--- Supplied text Enclosed Below ---

A large Italian experience from the most hit city during the COVID-19 pandemic (Bergamo) offers an important contribution to the analysis of mortality risk factors [20]. The authors analyzed 508 COVID-19 patients. They found an impressive number of co-morbidities significantly associated with mortality (about 34% of the cases). However, once pooled together in a multivariable analysis, only age and the severity of the disease (defined on the basis of ventilatory support and blood gas exchange) remained independent predictors of mortality.
As a conclusive remark to the role of cardiovascular factors as determinants of in-hospital mortality, we think that it is highly likely that only major cardiac co-morbidities and namely heart failure may be independent risk factors, the others being simply an epiphenomenon of advanced age.

--- End of Enclosed Supplied text ---

Rewrite the passage on COVID-19 mortality from "A large Italian" to "predictors of mortality.", replacing "multivariable" with "multivariate". The records that follow come from a separate source.

--- Excerpted data Enclosed Below ---

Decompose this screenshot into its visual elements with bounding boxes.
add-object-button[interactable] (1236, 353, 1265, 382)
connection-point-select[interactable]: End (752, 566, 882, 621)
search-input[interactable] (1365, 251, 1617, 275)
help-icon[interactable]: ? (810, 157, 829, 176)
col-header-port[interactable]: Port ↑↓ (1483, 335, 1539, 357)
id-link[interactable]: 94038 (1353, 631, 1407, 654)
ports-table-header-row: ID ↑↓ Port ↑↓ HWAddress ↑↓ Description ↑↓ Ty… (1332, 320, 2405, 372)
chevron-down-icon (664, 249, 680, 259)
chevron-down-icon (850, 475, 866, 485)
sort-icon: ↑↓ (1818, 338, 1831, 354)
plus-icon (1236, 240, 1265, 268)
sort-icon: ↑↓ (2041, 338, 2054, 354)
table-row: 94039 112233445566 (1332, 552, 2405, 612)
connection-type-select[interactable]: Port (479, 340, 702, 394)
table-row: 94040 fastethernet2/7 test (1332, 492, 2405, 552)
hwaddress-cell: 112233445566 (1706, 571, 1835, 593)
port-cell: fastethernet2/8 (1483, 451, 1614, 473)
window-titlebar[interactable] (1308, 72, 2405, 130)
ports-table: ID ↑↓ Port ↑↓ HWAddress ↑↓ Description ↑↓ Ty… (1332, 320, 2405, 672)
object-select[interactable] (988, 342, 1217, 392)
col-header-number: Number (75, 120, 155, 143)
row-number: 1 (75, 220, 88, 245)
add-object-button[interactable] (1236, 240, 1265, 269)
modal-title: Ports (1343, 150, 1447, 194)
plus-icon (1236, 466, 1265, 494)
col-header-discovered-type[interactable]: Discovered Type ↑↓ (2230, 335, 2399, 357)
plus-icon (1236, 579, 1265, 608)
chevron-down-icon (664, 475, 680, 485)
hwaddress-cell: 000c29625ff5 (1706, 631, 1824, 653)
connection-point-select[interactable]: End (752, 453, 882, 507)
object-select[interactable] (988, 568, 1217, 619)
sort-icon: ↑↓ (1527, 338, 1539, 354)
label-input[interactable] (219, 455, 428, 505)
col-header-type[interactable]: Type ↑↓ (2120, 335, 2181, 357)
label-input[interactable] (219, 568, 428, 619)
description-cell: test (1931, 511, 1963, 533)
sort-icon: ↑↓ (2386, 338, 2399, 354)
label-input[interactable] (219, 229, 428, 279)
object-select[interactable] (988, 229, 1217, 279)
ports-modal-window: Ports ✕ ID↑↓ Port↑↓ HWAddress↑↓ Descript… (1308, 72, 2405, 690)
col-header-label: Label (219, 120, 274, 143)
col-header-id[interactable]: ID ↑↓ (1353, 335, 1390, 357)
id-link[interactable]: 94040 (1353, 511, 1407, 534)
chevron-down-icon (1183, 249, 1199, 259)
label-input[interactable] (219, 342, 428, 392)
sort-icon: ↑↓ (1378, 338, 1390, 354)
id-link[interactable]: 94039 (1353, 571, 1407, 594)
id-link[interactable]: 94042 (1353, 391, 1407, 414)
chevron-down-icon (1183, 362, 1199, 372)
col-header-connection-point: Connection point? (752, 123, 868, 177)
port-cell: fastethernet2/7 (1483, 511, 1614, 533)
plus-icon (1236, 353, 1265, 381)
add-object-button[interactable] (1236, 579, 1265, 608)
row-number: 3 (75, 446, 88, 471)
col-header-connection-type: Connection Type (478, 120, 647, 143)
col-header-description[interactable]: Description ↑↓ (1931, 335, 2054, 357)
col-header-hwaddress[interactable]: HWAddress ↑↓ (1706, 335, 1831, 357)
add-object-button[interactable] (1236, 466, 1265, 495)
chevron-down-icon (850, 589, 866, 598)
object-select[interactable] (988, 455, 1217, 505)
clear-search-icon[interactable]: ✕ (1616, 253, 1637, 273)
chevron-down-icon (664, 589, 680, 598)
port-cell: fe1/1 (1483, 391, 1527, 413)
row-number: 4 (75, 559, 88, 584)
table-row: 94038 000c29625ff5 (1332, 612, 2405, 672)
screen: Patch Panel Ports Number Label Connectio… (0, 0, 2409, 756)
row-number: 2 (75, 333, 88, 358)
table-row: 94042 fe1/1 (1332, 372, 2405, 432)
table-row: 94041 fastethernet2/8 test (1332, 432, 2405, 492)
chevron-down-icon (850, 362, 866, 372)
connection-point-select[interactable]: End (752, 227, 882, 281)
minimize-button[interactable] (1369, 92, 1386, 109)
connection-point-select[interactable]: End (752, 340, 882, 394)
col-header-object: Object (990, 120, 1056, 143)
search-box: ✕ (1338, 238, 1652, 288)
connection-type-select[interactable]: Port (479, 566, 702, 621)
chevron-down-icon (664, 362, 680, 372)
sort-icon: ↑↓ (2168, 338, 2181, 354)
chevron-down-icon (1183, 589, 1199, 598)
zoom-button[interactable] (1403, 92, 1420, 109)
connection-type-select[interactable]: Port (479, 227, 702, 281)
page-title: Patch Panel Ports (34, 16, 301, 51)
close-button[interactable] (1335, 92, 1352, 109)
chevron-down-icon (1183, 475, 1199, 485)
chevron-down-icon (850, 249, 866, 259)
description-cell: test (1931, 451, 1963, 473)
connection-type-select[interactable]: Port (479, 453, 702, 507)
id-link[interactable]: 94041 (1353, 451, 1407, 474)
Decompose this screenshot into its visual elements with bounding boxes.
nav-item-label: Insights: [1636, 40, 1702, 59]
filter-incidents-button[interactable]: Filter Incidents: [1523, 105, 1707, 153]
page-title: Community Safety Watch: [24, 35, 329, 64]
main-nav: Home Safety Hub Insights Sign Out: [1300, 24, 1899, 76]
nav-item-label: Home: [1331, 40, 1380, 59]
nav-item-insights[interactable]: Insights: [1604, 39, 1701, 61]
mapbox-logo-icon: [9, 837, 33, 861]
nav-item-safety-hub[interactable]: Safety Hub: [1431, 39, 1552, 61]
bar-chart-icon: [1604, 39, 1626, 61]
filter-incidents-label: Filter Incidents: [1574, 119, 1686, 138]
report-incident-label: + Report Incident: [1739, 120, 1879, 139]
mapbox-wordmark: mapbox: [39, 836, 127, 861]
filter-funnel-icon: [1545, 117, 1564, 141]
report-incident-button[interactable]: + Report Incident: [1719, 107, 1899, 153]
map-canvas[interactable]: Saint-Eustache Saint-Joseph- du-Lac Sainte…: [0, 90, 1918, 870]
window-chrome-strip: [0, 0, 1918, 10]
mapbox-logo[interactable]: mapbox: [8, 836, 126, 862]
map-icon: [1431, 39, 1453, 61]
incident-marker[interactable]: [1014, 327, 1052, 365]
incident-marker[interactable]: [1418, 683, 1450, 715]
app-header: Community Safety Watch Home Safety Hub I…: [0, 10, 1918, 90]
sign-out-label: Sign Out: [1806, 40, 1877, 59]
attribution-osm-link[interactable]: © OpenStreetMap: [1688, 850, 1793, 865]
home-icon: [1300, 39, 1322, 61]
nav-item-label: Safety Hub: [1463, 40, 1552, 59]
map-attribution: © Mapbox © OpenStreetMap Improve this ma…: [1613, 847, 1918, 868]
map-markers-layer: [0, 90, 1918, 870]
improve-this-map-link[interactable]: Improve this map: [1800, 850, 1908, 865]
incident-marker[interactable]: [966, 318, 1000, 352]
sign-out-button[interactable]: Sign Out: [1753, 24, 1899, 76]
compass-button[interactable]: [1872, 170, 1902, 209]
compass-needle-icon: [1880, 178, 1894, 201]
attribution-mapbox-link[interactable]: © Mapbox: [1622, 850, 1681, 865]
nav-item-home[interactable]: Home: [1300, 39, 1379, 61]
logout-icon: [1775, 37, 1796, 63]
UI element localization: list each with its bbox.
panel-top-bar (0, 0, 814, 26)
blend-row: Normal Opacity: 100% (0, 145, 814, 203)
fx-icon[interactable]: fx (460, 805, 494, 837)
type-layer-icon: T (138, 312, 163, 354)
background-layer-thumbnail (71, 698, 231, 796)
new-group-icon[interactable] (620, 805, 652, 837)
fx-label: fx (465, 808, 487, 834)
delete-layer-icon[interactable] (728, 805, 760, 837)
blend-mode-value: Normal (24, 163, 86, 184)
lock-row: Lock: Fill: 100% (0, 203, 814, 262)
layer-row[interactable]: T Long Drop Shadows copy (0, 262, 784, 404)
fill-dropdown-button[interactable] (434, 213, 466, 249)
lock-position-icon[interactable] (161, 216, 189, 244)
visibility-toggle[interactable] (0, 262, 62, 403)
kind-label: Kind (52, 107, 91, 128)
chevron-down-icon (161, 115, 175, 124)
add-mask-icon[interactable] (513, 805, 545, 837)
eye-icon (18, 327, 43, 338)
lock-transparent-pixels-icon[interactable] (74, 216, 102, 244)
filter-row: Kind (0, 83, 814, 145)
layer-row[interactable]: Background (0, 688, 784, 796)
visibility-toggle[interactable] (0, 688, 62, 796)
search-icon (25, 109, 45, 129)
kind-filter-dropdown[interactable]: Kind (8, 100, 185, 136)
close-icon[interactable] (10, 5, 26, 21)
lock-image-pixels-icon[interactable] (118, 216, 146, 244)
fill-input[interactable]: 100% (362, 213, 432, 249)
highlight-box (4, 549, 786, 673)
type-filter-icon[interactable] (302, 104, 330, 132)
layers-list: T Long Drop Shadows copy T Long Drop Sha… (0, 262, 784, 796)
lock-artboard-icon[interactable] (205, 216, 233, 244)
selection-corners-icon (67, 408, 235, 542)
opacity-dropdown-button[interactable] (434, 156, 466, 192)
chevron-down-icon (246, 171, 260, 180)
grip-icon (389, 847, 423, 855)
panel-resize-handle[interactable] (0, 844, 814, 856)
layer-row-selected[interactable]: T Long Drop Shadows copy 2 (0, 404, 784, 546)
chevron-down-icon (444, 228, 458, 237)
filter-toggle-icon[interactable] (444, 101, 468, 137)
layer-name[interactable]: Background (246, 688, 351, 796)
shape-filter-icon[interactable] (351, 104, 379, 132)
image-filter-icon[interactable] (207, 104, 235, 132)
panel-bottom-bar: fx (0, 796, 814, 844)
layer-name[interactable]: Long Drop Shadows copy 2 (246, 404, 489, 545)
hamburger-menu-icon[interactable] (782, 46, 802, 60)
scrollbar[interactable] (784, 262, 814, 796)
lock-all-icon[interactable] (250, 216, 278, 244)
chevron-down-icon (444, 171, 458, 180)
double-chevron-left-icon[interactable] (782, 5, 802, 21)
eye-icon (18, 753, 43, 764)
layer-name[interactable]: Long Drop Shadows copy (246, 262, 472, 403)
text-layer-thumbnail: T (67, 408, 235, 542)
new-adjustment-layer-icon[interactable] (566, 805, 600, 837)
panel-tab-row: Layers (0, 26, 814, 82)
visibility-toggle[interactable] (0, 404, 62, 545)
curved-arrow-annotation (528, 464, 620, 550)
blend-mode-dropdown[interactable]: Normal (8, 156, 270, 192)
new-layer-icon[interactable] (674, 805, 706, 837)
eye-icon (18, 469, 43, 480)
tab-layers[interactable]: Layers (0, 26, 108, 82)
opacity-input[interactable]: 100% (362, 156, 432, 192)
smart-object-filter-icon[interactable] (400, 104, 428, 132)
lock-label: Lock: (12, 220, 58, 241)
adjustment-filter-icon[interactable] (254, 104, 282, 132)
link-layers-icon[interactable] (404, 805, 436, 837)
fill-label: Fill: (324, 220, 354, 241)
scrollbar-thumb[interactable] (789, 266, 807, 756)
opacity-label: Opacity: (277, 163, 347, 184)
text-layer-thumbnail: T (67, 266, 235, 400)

--- End of Enclosed Excerpted data ---

Completed exercise:
A large Italian experience from the most hit city during the COVID-19 pandemic (Bergamo) offers an important contribution to the analysis of mortality risk factors [20]. The authors analyzed 508 COVID-19 patients. They found an impressive number of co-morbidities significantly associated with mortality (about 34% of the cases). However, once pooled together in a multivariate analysis, only age and the severity of the disease (defined on the basis of ventilatory support and blood gas exchange) remained independent predictors of mortality.